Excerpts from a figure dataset

========

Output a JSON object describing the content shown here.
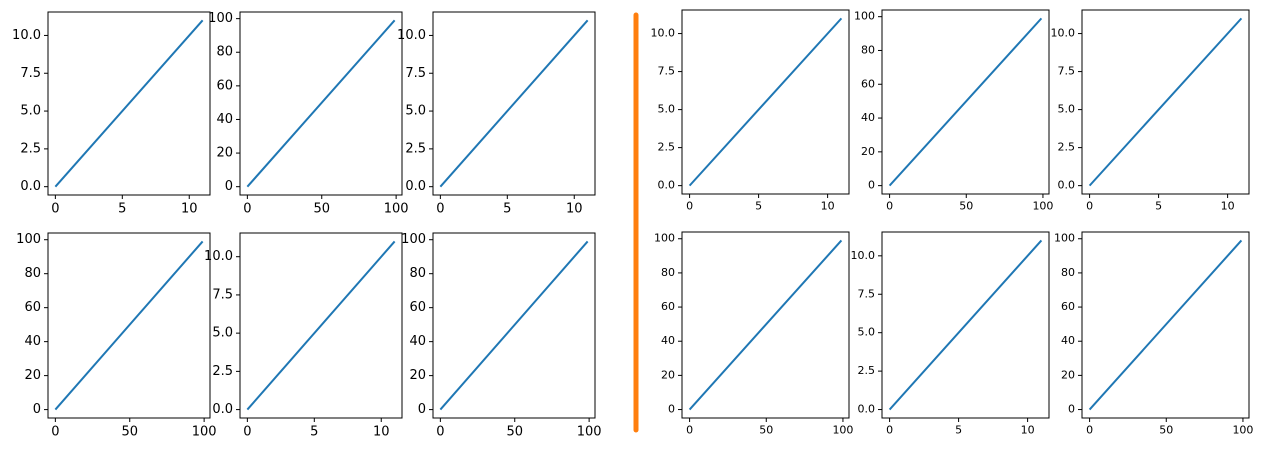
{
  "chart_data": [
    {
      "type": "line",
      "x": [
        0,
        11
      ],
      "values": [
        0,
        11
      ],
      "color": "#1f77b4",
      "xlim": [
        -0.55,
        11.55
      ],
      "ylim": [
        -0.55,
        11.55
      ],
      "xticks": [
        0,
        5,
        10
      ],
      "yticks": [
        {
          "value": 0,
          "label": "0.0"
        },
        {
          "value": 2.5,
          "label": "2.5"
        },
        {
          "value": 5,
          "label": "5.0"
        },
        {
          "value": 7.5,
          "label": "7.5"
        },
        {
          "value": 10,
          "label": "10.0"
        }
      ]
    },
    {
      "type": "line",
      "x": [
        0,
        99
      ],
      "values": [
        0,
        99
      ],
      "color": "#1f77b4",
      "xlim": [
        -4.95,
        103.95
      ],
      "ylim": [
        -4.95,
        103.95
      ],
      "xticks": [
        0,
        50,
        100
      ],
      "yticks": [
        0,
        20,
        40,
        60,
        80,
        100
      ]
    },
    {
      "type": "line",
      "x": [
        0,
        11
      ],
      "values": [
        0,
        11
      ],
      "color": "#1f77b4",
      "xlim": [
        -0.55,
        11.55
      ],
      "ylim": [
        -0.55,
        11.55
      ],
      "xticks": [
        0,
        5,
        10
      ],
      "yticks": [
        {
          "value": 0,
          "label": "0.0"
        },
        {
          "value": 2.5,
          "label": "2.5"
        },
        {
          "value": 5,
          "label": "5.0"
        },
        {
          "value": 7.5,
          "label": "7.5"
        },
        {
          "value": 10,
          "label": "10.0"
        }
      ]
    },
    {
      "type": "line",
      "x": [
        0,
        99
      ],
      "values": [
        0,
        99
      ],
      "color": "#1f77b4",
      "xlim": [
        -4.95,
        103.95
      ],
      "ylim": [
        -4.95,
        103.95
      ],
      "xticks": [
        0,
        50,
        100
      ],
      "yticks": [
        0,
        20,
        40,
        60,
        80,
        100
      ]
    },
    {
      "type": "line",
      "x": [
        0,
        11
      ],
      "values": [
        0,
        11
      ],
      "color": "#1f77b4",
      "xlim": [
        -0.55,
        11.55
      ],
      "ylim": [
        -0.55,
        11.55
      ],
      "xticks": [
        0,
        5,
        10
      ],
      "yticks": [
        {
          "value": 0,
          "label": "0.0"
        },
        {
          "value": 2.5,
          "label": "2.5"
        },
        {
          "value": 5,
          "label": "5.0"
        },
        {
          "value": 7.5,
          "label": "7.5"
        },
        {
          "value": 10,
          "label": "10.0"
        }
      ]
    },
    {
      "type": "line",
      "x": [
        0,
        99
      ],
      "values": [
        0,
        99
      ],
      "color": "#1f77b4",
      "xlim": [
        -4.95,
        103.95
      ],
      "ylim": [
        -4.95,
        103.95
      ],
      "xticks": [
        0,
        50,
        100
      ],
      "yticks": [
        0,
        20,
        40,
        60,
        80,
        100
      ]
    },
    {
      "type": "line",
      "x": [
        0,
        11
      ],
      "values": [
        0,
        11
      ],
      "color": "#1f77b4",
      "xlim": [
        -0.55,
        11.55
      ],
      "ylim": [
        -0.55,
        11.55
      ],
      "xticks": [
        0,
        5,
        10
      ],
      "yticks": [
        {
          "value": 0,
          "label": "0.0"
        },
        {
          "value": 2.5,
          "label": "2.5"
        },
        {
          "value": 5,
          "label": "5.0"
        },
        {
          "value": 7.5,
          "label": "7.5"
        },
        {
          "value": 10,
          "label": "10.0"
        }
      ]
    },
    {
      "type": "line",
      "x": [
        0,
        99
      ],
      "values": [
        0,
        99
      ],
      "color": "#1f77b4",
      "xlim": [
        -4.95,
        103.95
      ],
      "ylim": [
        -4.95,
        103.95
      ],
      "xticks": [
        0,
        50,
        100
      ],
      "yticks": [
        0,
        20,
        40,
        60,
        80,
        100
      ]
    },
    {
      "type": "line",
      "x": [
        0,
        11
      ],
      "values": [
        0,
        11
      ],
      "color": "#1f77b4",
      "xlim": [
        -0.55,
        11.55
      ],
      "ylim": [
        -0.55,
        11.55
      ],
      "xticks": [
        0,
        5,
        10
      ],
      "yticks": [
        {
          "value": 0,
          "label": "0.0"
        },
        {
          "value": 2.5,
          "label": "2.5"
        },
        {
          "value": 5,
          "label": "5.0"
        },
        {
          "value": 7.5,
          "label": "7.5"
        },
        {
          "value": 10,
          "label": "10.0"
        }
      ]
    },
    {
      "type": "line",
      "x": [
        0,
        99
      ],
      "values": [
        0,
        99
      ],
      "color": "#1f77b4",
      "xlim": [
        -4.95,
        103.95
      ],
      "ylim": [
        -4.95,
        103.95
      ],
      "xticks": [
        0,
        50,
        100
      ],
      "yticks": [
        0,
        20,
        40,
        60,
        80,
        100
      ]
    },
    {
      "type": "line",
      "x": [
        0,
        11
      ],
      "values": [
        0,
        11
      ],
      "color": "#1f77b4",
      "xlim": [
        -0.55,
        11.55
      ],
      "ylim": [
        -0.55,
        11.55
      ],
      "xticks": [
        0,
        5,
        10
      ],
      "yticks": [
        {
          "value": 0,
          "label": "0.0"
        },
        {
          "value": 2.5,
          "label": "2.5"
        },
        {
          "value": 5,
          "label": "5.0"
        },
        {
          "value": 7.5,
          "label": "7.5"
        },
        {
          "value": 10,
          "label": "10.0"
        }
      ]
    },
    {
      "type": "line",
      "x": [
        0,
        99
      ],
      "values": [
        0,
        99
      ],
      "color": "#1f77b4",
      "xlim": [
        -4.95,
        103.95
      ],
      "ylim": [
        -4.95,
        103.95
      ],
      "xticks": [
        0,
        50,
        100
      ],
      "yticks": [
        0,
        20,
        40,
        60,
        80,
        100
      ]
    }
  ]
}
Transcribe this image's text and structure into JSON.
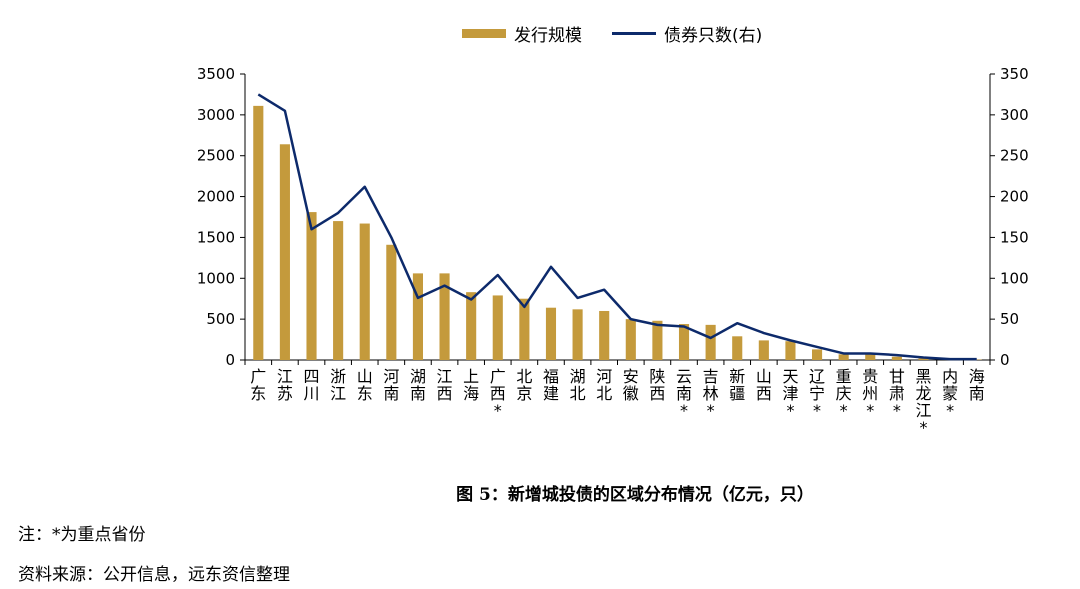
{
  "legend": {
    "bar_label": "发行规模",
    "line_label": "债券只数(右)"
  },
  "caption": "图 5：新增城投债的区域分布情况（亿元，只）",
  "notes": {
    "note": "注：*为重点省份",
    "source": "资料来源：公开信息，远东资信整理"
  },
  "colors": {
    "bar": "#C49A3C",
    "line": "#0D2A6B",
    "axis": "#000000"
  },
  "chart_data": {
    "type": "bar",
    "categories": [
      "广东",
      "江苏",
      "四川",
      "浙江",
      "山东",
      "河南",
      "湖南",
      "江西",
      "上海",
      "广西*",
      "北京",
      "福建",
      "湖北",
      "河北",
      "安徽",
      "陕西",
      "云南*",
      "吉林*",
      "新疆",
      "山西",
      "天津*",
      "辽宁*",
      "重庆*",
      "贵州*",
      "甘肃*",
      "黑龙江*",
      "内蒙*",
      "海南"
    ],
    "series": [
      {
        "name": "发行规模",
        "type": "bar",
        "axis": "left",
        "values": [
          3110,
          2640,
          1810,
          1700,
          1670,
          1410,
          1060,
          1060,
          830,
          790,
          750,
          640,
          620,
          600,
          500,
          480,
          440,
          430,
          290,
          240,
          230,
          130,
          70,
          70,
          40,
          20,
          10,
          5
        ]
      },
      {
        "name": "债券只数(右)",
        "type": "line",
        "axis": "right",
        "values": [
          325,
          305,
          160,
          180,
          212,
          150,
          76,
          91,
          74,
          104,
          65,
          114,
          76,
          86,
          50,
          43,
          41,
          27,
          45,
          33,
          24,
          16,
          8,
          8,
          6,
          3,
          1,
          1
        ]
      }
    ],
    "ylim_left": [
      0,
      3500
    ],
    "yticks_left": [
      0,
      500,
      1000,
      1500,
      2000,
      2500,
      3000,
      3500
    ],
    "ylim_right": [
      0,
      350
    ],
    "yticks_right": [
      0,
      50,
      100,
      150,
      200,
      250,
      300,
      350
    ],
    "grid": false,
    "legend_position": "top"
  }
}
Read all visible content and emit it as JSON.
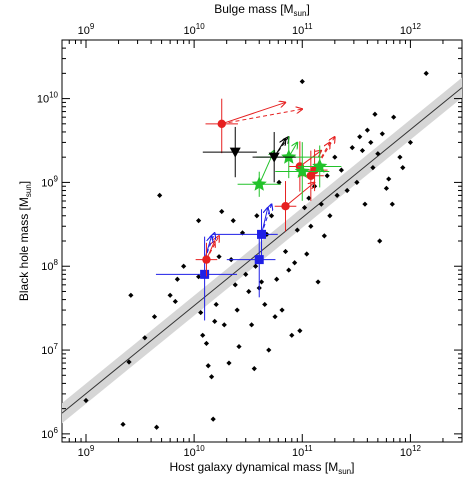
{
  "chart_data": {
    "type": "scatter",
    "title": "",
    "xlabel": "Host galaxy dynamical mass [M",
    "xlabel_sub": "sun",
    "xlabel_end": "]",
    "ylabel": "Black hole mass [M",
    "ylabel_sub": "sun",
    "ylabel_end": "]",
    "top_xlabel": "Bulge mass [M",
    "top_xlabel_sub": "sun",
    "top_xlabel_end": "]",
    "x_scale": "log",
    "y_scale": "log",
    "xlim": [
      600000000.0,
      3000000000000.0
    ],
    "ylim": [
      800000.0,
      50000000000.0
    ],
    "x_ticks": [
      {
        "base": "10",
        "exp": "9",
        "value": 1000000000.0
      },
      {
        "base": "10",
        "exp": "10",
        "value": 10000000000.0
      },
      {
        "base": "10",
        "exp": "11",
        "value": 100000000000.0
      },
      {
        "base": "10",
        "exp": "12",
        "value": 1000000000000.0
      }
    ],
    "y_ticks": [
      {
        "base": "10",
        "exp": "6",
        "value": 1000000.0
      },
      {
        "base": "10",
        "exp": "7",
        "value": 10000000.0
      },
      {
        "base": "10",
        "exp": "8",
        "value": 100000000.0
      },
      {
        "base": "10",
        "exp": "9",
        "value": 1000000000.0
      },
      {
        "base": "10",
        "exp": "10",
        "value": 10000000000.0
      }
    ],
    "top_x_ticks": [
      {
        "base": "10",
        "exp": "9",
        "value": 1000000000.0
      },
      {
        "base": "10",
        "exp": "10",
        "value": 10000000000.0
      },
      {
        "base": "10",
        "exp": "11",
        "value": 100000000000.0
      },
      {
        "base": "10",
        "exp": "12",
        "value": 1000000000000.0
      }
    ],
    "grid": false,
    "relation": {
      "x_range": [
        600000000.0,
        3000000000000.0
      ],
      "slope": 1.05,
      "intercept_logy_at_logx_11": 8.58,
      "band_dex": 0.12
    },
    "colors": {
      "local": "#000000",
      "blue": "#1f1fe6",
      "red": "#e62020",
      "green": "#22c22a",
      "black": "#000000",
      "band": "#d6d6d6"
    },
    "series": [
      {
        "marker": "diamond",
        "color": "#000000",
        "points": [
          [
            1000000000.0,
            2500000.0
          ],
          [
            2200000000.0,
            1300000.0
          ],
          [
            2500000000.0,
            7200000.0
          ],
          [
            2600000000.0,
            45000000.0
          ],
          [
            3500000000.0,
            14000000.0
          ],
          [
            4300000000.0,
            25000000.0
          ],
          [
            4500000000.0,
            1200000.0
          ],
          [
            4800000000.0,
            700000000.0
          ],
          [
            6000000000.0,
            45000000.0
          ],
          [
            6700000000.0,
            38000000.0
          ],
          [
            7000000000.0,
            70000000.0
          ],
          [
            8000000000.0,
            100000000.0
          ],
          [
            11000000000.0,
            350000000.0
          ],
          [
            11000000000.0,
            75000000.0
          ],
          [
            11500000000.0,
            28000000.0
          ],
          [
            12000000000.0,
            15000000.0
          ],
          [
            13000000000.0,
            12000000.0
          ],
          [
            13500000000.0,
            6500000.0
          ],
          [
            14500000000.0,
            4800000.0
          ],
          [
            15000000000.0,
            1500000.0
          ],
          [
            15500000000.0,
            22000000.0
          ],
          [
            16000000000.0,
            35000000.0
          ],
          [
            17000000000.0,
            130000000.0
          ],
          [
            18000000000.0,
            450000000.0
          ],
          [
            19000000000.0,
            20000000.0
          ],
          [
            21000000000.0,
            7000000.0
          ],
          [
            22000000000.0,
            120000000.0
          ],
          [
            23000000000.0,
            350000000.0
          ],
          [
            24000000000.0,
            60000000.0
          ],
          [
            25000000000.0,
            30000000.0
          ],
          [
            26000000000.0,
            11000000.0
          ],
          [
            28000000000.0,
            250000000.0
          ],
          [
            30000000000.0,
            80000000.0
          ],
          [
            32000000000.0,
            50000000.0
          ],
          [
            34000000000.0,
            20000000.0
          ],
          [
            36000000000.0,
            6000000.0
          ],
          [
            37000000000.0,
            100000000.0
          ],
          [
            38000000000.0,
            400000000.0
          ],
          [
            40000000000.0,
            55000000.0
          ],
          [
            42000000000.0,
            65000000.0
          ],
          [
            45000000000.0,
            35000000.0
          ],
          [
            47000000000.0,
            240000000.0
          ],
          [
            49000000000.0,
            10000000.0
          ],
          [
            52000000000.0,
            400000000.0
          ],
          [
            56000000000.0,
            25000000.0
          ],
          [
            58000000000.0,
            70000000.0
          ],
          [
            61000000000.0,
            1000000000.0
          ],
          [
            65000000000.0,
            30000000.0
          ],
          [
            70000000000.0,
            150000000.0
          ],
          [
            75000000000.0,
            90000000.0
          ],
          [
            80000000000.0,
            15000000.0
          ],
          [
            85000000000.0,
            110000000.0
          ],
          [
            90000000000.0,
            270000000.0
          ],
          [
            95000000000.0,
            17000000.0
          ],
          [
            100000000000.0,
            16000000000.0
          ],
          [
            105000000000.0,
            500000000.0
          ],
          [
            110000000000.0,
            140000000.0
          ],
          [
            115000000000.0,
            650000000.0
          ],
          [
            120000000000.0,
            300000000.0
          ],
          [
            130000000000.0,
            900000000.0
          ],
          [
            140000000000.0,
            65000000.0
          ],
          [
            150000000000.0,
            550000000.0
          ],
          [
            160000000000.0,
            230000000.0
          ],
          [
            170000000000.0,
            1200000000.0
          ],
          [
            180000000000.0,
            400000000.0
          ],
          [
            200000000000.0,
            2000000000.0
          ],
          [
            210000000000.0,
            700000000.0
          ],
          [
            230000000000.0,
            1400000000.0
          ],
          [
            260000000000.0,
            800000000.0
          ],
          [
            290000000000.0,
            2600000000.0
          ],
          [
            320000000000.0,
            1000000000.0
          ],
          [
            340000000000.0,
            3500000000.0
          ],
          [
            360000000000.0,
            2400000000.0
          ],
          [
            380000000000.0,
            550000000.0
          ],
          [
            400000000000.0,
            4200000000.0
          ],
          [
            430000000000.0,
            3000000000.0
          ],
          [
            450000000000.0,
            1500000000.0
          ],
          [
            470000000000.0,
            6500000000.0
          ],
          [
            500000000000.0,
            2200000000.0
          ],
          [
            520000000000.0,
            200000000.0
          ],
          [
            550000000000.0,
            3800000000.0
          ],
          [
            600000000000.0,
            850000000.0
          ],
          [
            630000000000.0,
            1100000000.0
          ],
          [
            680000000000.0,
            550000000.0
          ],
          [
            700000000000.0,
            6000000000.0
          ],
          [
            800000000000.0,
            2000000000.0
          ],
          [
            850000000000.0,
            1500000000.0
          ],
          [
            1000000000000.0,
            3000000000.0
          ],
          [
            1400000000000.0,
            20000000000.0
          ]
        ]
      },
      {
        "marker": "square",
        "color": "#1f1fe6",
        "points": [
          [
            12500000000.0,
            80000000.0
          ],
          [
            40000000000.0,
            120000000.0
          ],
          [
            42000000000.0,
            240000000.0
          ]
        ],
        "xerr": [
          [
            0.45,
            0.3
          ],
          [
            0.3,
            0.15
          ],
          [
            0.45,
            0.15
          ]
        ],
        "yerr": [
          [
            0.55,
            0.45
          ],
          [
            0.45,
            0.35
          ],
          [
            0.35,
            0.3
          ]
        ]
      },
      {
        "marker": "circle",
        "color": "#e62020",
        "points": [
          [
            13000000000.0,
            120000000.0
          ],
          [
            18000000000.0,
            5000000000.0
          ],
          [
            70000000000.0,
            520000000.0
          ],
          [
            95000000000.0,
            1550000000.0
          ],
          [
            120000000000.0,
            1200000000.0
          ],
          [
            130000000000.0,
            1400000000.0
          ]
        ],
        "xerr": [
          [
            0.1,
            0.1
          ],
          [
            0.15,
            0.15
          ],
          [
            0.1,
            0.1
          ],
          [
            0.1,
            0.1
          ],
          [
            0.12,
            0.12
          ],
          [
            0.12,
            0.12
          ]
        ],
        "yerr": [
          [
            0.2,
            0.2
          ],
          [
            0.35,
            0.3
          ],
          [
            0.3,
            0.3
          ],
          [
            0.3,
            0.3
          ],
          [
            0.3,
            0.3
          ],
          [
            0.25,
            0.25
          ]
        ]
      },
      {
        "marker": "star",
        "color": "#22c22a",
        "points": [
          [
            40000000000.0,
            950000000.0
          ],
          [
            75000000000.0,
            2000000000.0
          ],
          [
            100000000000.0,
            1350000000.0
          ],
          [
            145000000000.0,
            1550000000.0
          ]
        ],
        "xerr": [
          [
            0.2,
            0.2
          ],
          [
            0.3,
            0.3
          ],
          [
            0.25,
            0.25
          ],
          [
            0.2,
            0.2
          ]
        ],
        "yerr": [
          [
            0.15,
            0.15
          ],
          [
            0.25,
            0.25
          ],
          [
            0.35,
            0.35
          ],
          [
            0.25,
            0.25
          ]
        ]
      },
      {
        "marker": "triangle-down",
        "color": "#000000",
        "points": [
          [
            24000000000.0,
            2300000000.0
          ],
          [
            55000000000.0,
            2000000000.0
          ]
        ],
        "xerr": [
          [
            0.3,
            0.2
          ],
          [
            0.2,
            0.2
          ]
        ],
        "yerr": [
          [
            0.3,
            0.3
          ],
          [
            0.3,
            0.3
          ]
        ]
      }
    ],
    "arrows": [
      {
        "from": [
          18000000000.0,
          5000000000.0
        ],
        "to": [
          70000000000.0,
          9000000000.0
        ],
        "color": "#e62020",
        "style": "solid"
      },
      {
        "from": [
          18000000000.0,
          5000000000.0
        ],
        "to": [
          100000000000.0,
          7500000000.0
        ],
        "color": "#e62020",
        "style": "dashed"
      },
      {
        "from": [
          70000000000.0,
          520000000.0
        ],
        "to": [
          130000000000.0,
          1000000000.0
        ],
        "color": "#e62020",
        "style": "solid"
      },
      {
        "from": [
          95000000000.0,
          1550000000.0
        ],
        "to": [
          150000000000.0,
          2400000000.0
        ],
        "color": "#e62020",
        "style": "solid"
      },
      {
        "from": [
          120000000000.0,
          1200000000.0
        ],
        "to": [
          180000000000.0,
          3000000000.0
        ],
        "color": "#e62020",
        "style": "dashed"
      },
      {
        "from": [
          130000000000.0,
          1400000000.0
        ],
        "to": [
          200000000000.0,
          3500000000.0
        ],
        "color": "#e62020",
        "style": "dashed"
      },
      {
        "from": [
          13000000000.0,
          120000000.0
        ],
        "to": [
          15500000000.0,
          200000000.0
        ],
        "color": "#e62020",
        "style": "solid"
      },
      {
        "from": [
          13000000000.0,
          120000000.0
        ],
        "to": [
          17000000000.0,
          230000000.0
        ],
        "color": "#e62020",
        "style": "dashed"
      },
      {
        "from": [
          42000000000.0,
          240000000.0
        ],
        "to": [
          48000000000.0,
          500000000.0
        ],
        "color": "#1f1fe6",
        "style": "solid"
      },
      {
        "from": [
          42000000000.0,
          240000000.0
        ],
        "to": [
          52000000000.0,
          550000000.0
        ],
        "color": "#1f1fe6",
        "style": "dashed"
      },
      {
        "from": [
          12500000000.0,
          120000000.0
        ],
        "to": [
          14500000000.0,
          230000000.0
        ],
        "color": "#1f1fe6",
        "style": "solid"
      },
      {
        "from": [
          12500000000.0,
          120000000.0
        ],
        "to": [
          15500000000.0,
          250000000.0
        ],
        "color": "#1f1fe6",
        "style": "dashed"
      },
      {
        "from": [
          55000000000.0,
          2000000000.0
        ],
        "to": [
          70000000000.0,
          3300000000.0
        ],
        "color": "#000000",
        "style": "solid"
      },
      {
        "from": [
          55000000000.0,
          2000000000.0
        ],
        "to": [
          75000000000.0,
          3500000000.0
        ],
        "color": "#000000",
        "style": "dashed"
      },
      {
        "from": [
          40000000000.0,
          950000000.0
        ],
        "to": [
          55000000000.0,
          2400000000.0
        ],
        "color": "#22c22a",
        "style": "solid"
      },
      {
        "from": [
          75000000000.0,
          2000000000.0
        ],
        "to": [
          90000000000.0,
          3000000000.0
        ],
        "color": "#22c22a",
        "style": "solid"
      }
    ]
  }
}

========

Say how many lines in this listing hold the string "JSON", giving the count and nothing more.

SOLVED EXERCISE
3